- Problem to solve -
Print the whole listing exactly.

══════════

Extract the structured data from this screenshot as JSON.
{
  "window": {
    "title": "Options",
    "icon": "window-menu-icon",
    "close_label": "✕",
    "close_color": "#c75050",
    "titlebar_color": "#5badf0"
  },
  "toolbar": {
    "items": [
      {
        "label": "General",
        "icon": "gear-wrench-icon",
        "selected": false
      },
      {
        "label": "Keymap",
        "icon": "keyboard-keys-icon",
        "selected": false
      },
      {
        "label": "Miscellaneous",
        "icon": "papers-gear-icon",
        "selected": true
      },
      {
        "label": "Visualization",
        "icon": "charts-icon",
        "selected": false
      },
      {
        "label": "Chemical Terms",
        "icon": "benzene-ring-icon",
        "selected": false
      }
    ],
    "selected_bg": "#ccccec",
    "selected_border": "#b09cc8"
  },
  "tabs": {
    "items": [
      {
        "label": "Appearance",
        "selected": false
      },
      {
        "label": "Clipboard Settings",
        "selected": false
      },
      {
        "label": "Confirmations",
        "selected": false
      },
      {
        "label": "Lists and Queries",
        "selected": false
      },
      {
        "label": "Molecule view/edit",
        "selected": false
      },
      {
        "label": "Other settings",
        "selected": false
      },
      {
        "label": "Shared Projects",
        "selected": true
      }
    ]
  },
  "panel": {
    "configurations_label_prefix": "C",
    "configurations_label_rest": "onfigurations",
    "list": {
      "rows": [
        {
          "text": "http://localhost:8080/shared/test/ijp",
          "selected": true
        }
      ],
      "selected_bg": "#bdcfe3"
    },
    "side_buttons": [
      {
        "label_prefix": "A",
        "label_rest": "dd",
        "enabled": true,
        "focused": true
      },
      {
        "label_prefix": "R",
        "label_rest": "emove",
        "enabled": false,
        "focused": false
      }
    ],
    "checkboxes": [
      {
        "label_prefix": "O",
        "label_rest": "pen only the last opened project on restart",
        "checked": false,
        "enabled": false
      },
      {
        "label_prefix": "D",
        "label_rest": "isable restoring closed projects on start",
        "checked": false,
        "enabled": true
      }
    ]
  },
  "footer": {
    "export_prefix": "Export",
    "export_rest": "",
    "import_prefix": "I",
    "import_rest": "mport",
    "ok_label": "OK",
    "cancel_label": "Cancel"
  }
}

══════════

- Exercise answer -
Extract the structured data from this screenshot as JSON.
{
  "window": {
    "title": "Options",
    "icon": "window-menu-icon",
    "close_label": "✕",
    "close_color": "#c75050",
    "titlebar_color": "#5badf0"
  },
  "toolbar": {
    "items": [
      {
        "label": "General",
        "icon": "gear-wrench-icon",
        "selected": false
      },
      {
        "label": "Keymap",
        "icon": "keyboard-keys-icon",
        "selected": false
      },
      {
        "label": "Miscellaneous",
        "icon": "papers-gear-icon",
        "selected": true
      },
      {
        "label": "Visualization",
        "icon": "charts-icon",
        "selected": false
      },
      {
        "label": "Chemical Terms",
        "icon": "benzene-ring-icon",
        "selected": false
      }
    ],
    "selected_bg": "#ccccec",
    "selected_border": "#b09cc8"
  },
  "tabs": {
    "items": [
      {
        "label": "Appearance",
        "selected": false
      },
      {
        "label": "Clipboard Settings",
        "selected": false
      },
      {
        "label": "Confirmations",
        "selected": false
      },
      {
        "label": "Lists and Queries",
        "selected": false
      },
      {
        "label": "Molecule view/edit",
        "selected": false
      },
      {
        "label": "Other settings",
        "selected": false
      },
      {
        "label": "Shared Projects",
        "selected": true
      }
    ]
  },
  "panel": {
    "configurations_label_prefix": "C",
    "configurations_label_rest": "onfigurations",
    "list": {
      "rows": [
        {
          "text": "http://localhost:8080/shared/test/ijp",
          "selected": true
        }
      ],
      "selected_bg": "#bdcfe3"
    },
    "side_buttons": [
      {
        "label_prefix": "A",
        "label_rest": "dd",
        "enabled": true,
        "focused": true
      },
      {
        "label_prefix": "R",
        "label_rest": "emove",
        "enabled": false,
        "focused": false
      }
    ],
    "checkboxes": [
      {
        "label_prefix": "O",
        "label_rest": "pen only the last opened project on restart",
        "checked": false,
        "enabled": false
      },
      {
        "label_prefix": "D",
        "label_rest": "isable restoring closed projects on start",
        "checked": false,
        "enabled": true
      }
    ]
  },
  "footer": {
    "export_prefix": "Export",
    "export_rest": "",
    "import_prefix": "I",
    "import_rest": "mport",
    "ok_label": "OK",
    "cancel_label": "Cancel"
  }
}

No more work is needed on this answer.